Data items
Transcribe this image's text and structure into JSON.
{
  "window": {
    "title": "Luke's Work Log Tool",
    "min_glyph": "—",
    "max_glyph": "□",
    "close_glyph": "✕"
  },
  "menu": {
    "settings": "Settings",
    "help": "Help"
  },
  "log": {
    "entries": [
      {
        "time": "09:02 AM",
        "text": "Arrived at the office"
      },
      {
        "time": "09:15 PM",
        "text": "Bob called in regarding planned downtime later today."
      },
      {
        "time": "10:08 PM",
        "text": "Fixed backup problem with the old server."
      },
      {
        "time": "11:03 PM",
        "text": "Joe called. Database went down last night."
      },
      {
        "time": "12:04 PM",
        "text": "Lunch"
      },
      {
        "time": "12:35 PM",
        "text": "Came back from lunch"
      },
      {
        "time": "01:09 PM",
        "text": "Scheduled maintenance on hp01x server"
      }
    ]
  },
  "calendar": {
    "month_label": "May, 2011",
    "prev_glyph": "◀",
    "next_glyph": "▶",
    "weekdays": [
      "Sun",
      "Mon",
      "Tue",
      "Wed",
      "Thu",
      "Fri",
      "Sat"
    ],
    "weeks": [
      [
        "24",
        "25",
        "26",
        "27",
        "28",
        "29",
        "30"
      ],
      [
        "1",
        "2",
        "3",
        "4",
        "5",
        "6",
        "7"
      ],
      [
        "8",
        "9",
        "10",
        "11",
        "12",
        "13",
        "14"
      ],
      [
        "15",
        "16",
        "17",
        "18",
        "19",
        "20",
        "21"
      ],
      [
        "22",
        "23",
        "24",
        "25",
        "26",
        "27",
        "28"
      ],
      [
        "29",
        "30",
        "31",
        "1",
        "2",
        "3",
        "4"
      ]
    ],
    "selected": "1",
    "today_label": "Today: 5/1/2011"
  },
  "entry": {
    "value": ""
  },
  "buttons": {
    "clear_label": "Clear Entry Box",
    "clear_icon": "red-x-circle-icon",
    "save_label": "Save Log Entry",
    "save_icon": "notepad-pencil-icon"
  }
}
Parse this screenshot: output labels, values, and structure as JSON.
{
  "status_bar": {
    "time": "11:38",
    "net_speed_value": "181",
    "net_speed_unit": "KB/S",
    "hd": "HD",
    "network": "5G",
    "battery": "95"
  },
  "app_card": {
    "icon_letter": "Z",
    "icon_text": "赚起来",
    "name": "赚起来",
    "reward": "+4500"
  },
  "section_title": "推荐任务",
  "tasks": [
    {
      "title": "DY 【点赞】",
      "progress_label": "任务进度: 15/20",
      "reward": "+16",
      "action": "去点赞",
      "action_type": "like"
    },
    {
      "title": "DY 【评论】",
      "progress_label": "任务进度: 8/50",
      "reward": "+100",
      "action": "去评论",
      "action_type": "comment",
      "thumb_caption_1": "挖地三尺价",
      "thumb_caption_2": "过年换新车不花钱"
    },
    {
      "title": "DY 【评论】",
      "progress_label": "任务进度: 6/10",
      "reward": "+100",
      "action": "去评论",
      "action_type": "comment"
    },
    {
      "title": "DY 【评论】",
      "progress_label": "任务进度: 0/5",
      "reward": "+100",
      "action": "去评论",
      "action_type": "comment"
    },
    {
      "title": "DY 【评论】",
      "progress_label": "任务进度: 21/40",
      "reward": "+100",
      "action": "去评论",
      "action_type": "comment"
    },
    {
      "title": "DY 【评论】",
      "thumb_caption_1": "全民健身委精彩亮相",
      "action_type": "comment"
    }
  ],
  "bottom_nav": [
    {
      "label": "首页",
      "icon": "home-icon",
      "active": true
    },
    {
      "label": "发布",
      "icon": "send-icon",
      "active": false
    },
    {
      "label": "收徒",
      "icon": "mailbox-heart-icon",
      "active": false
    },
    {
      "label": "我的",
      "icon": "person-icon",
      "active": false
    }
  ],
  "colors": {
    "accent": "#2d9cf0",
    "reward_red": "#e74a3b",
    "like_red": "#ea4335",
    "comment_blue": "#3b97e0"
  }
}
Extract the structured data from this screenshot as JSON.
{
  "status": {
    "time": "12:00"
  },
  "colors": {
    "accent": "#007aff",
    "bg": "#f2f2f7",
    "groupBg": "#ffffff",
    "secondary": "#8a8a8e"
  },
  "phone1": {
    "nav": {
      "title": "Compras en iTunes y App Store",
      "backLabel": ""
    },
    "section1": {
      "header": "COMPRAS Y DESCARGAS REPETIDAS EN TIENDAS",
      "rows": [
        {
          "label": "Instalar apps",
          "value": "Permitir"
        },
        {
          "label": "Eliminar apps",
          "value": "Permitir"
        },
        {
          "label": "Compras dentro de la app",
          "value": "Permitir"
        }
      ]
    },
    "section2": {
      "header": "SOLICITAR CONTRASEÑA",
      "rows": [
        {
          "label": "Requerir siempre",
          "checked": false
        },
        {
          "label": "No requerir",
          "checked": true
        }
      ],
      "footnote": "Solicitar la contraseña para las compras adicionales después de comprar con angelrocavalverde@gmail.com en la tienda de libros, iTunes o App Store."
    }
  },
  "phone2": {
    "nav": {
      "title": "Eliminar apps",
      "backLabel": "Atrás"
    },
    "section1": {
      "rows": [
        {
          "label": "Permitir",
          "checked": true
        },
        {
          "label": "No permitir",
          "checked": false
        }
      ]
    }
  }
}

-- WHAT YOU WILL DO --
For the listing above, give the number of lines in which the string "iTunes" occurs, and nothing else.

-- SOLUTION FOR THIS PROBLEM --
2